[START OF Raw records]

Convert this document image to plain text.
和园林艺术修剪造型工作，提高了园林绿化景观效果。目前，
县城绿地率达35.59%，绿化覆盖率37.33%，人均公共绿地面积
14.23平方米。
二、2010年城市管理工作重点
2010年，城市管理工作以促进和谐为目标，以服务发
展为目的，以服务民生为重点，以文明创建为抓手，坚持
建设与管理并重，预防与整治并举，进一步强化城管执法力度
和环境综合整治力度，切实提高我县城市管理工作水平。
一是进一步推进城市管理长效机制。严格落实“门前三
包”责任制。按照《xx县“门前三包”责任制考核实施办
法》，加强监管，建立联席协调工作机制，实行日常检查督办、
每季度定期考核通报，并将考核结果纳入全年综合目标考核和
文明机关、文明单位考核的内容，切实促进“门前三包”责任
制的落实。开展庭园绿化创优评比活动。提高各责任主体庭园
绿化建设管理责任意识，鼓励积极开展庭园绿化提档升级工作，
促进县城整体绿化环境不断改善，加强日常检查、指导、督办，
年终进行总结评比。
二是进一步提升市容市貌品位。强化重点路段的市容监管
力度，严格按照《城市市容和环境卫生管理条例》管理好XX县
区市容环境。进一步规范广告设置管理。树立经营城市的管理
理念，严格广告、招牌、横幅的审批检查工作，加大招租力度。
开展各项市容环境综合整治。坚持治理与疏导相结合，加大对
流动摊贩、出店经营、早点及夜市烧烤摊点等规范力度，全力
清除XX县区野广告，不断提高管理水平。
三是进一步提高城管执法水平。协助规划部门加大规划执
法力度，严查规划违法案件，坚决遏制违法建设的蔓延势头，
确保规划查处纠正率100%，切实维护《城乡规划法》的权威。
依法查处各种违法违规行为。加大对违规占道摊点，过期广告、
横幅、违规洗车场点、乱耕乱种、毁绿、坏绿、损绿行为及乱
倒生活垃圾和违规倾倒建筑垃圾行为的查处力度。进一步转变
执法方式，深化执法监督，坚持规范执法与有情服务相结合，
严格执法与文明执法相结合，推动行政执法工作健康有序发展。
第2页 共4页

[END OF Raw records]
[START OF Raw records]

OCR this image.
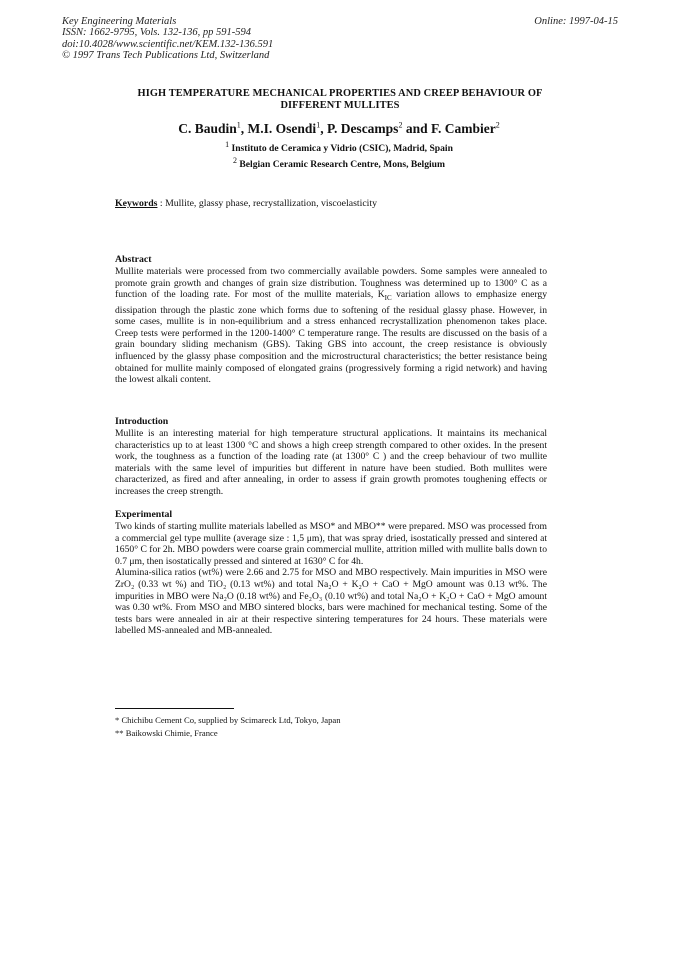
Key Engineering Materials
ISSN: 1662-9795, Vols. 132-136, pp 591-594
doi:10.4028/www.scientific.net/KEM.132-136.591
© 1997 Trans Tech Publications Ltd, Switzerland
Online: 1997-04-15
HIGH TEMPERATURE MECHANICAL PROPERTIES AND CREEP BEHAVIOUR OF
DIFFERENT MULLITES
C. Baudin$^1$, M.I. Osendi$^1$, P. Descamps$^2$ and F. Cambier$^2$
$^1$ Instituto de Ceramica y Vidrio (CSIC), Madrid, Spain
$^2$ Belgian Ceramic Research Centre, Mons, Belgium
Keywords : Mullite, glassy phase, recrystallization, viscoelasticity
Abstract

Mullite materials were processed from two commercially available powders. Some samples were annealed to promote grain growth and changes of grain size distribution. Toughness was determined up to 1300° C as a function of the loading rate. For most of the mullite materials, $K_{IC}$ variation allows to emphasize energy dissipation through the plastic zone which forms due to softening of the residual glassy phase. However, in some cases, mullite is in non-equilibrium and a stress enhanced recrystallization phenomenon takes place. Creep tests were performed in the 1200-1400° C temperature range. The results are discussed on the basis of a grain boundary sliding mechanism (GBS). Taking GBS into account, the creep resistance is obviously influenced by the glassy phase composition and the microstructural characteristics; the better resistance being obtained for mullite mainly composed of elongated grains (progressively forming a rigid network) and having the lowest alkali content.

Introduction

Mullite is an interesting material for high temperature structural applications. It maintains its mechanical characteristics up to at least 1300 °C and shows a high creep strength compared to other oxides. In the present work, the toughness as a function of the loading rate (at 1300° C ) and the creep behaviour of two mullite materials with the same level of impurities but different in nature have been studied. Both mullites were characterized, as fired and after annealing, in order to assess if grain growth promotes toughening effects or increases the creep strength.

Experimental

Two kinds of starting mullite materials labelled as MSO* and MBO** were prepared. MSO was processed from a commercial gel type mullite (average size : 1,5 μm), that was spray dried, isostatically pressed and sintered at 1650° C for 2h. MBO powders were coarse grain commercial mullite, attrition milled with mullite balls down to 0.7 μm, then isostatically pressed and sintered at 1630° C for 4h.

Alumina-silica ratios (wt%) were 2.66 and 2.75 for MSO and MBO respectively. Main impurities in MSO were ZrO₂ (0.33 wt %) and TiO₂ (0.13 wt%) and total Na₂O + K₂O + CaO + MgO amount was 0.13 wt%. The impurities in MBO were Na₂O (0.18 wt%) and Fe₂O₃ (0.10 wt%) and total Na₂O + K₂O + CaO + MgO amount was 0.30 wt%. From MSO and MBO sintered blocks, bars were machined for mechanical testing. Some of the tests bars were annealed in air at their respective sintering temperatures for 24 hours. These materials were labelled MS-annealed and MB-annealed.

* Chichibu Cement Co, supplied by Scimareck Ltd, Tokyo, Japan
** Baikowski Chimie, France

[END OF Raw records]

*What you are asked to do*: Determine how many lines in the listing above hold the word "门前三包", answering with the number only.

*Exercise answer*: 2